> _What you should do_: Reproduce each of the entries below verbatim, leaving nothing out.

-=-=-

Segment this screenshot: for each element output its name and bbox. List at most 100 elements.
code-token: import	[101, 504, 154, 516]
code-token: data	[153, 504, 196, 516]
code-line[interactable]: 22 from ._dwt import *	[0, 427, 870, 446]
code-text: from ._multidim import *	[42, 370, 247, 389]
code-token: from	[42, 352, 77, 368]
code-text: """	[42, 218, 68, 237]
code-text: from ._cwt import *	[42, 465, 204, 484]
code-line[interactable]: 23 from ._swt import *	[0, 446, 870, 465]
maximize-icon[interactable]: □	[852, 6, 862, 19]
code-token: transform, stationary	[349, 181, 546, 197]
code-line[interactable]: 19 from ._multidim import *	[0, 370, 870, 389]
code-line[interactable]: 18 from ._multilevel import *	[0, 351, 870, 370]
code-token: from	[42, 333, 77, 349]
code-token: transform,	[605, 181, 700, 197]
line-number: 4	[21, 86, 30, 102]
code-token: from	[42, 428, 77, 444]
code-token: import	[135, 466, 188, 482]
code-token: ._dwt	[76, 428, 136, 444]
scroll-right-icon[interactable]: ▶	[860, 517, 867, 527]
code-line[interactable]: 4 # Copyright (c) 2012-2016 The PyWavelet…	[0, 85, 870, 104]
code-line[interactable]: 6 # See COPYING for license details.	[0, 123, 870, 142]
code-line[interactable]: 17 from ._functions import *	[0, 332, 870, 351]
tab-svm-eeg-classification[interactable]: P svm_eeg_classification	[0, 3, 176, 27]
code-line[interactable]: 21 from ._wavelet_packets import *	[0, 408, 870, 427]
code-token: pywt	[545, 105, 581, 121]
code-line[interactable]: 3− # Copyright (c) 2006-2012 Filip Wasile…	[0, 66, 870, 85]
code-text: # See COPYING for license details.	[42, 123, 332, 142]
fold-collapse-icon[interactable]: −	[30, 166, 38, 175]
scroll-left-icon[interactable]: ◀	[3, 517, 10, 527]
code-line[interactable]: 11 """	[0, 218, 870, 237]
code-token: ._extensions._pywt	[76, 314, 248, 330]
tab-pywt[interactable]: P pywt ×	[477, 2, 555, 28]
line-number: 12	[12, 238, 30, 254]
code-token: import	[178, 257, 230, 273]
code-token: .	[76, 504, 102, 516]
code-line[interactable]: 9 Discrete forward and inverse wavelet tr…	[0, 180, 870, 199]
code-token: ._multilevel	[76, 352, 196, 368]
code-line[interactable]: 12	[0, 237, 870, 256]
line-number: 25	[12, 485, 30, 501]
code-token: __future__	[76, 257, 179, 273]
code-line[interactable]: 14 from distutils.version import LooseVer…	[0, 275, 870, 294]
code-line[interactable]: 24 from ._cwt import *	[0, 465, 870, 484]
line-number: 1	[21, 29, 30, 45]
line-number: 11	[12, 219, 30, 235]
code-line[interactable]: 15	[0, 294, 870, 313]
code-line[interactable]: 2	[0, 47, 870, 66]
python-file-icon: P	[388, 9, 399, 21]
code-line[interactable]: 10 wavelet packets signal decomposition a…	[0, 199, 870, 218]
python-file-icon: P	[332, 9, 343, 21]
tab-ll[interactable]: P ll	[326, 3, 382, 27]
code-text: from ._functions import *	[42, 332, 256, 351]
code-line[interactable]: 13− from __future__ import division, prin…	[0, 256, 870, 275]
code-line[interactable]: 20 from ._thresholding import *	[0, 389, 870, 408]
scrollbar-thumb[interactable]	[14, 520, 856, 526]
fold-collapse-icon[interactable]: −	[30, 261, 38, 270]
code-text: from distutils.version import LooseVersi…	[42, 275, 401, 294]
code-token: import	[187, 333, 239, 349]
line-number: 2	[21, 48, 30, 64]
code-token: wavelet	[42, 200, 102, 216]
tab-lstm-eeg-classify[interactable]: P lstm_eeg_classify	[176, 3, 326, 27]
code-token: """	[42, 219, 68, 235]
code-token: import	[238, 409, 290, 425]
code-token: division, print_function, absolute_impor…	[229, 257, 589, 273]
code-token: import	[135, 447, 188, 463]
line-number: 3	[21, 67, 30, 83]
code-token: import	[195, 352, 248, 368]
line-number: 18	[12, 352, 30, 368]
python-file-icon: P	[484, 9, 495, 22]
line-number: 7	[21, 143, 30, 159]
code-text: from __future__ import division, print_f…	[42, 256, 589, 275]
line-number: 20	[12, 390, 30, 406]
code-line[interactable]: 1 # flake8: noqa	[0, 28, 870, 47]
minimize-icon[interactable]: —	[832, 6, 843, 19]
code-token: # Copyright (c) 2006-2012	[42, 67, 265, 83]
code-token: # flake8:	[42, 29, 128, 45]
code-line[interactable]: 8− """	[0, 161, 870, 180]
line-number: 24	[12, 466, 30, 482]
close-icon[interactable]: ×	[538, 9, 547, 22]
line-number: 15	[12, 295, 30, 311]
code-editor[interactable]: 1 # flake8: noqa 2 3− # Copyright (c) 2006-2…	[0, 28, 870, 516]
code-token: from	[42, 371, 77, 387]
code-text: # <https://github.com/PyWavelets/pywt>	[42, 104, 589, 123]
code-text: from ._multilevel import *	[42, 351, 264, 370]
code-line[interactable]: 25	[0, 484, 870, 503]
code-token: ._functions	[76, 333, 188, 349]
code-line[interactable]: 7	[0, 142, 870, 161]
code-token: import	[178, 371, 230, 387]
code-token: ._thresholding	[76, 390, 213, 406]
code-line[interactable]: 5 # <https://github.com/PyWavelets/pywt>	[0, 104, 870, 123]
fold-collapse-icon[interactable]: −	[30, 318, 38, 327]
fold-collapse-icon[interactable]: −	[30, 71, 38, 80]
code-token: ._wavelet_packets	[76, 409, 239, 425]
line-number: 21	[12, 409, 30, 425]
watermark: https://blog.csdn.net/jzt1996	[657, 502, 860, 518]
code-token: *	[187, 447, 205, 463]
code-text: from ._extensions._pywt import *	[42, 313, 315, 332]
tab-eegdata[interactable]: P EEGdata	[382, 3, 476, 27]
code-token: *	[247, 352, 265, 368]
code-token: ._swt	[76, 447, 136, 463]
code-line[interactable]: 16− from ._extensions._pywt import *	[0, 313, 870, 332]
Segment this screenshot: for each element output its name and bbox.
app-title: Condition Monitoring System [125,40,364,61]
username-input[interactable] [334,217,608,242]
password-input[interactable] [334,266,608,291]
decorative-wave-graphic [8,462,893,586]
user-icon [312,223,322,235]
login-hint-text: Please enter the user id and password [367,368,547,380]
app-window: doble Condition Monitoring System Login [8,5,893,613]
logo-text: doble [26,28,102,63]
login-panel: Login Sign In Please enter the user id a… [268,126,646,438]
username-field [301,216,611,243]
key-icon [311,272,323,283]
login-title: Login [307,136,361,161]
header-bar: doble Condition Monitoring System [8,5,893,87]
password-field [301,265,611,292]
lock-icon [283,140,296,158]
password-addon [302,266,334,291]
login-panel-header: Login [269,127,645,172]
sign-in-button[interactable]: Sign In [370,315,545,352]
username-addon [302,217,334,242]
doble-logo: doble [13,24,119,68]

-=-=-

> _Written response_:
Segment this screenshot: for each element output its name and bbox. List at most 100 elements.
code-token: import	[101, 504, 154, 516]
code-token: data	[153, 504, 196, 516]
code-line[interactable]: 22 from ._dwt import *	[0, 427, 870, 446]
code-text: from ._multidim import *	[42, 370, 247, 389]
code-token: from	[42, 352, 77, 368]
code-text: """	[42, 218, 68, 237]
code-text: from ._cwt import *	[42, 465, 204, 484]
code-line[interactable]: 23 from ._swt import *	[0, 446, 870, 465]
maximize-icon[interactable]: □	[852, 6, 862, 19]
code-token: transform, stationary	[349, 181, 546, 197]
code-line[interactable]: 19 from ._multidim import *	[0, 370, 870, 389]
code-line[interactable]: 18 from ._multilevel import *	[0, 351, 870, 370]
code-token: from	[42, 333, 77, 349]
code-token: transform,	[605, 181, 700, 197]
line-number: 4	[21, 86, 30, 102]
code-token: from	[42, 428, 77, 444]
code-token: import	[135, 466, 188, 482]
code-token: ._dwt	[76, 428, 136, 444]
scroll-right-icon[interactable]: ▶	[860, 517, 867, 527]
code-line[interactable]: 4 # Copyright (c) 2012-2016 The PyWavelet…	[0, 85, 870, 104]
code-line[interactable]: 6 # See COPYING for license details.	[0, 123, 870, 142]
code-line[interactable]: 17 from ._functions import *	[0, 332, 870, 351]
tab-svm-eeg-classification[interactable]: P svm_eeg_classification	[0, 3, 176, 27]
code-line[interactable]: 21 from ._wavelet_packets import *	[0, 408, 870, 427]
code-token: pywt	[545, 105, 581, 121]
code-line[interactable]: 3− # Copyright (c) 2006-2012 Filip Wasile…	[0, 66, 870, 85]
code-text: # See COPYING for license details.	[42, 123, 332, 142]
fold-collapse-icon[interactable]: −	[30, 166, 38, 175]
scroll-left-icon[interactable]: ◀	[3, 517, 10, 527]
code-line[interactable]: 11 """	[0, 218, 870, 237]
code-token: ._extensions._pywt	[76, 314, 248, 330]
tab-pywt[interactable]: P pywt ×	[477, 2, 555, 28]
line-number: 12	[12, 238, 30, 254]
code-token: import	[178, 257, 230, 273]
code-token: .	[76, 504, 102, 516]
code-line[interactable]: 9 Discrete forward and inverse wavelet tr…	[0, 180, 870, 199]
code-token: ._multilevel	[76, 352, 196, 368]
code-line[interactable]: 12	[0, 237, 870, 256]
line-number: 25	[12, 485, 30, 501]
code-token: __future__	[76, 257, 179, 273]
code-line[interactable]: 14 from distutils.version import LooseVer…	[0, 275, 870, 294]
code-line[interactable]: 24 from ._cwt import *	[0, 465, 870, 484]
line-number: 1	[21, 29, 30, 45]
line-number: 11	[12, 219, 30, 235]
code-line[interactable]: 15	[0, 294, 870, 313]
code-line[interactable]: 2	[0, 47, 870, 66]
python-file-icon: P	[388, 9, 399, 21]
code-line[interactable]: 10 wavelet packets signal decomposition a…	[0, 199, 870, 218]
python-file-icon: P	[332, 9, 343, 21]
tab-ll[interactable]: P ll	[326, 3, 382, 27]
code-text: from ._functions import *	[42, 332, 256, 351]
code-line[interactable]: 13− from __future__ import division, prin…	[0, 256, 870, 275]
code-line[interactable]: 20 from ._thresholding import *	[0, 389, 870, 408]
scrollbar-thumb[interactable]	[14, 520, 856, 526]
fold-collapse-icon[interactable]: −	[30, 261, 38, 270]
code-text: from distutils.version import LooseVersi…	[42, 275, 401, 294]
code-token: import	[187, 333, 239, 349]
line-number: 2	[21, 48, 30, 64]
code-token: wavelet	[42, 200, 102, 216]
tab-lstm-eeg-classify[interactable]: P lstm_eeg_classify	[176, 3, 326, 27]
code-token: """	[42, 219, 68, 235]
code-token: import	[238, 409, 290, 425]
code-token: division, print_function, absolute_impor…	[229, 257, 589, 273]
code-token: import	[135, 447, 188, 463]
line-number: 3	[21, 67, 30, 83]
code-token: import	[195, 352, 248, 368]
line-number: 18	[12, 352, 30, 368]
python-file-icon: P	[484, 9, 495, 22]
line-number: 7	[21, 143, 30, 159]
code-text: from __future__ import division, print_f…	[42, 256, 589, 275]
line-number: 20	[12, 390, 30, 406]
code-line[interactable]: 1 # flake8: noqa	[0, 28, 870, 47]
minimize-icon[interactable]: —	[832, 6, 843, 19]
code-token: # Copyright (c) 2006-2012	[42, 67, 265, 83]
code-token: # flake8:	[42, 29, 128, 45]
code-line[interactable]: 8− """	[0, 161, 870, 180]
line-number: 24	[12, 466, 30, 482]
close-icon[interactable]: ×	[538, 9, 547, 22]
line-number: 15	[12, 295, 30, 311]
code-editor[interactable]: 1 # flake8: noqa 2 3− # Copyright (c) 2006-2…	[0, 28, 870, 516]
code-token: from	[42, 371, 77, 387]
code-text: # <https://github.com/PyWavelets/pywt>	[42, 104, 589, 123]
code-text: from ._multilevel import *	[42, 351, 264, 370]
code-line[interactable]: 25	[0, 484, 870, 503]
code-token: ._functions	[76, 333, 188, 349]
code-line[interactable]: 7	[0, 142, 870, 161]
code-token: import	[178, 371, 230, 387]
code-token: ._thresholding	[76, 390, 213, 406]
code-line[interactable]: 5 # <https://github.com/PyWavelets/pywt>	[0, 104, 870, 123]
fold-collapse-icon[interactable]: −	[30, 318, 38, 327]
fold-collapse-icon[interactable]: −	[30, 71, 38, 80]
code-token: ._wavelet_packets	[76, 409, 239, 425]
line-number: 21	[12, 409, 30, 425]
watermark: https://blog.csdn.net/jzt1996	[657, 502, 860, 518]
code-token: *	[187, 447, 205, 463]
code-text: from ._extensions._pywt import *	[42, 313, 315, 332]
tab-eegdata[interactable]: P EEGdata	[382, 3, 476, 27]
code-token: *	[247, 352, 265, 368]
code-token: ._swt	[76, 447, 136, 463]
code-line[interactable]: 16− from ._extensions._pywt import *	[0, 313, 870, 332]
Segment this screenshot: for each element output its name and bbox.
app-title: Condition Monitoring System [125,40,364,61]
username-input[interactable] [334,217,608,242]
password-input[interactable] [334,266,608,291]
decorative-wave-graphic [8,462,893,586]
user-icon [312,223,322,235]
login-hint-text: Please enter the user id and password [367,368,547,380]
app-window: doble Condition Monitoring System Login [8,5,893,613]
logo-text: doble [26,28,102,63]
login-panel: Login Sign In Please enter the user id a… [268,126,646,438]
username-field [301,216,611,243]
key-icon [311,272,323,283]
login-title: Login [307,136,361,161]
header-bar: doble Condition Monitoring System [8,5,893,87]
password-field [301,265,611,292]
lock-icon [283,140,296,158]
password-addon [302,266,334,291]
login-panel-header: Login [269,127,645,172]
sign-in-button[interactable]: Sign In [370,315,545,352]
username-addon [302,217,334,242]
doble-logo: doble [13,24,119,68]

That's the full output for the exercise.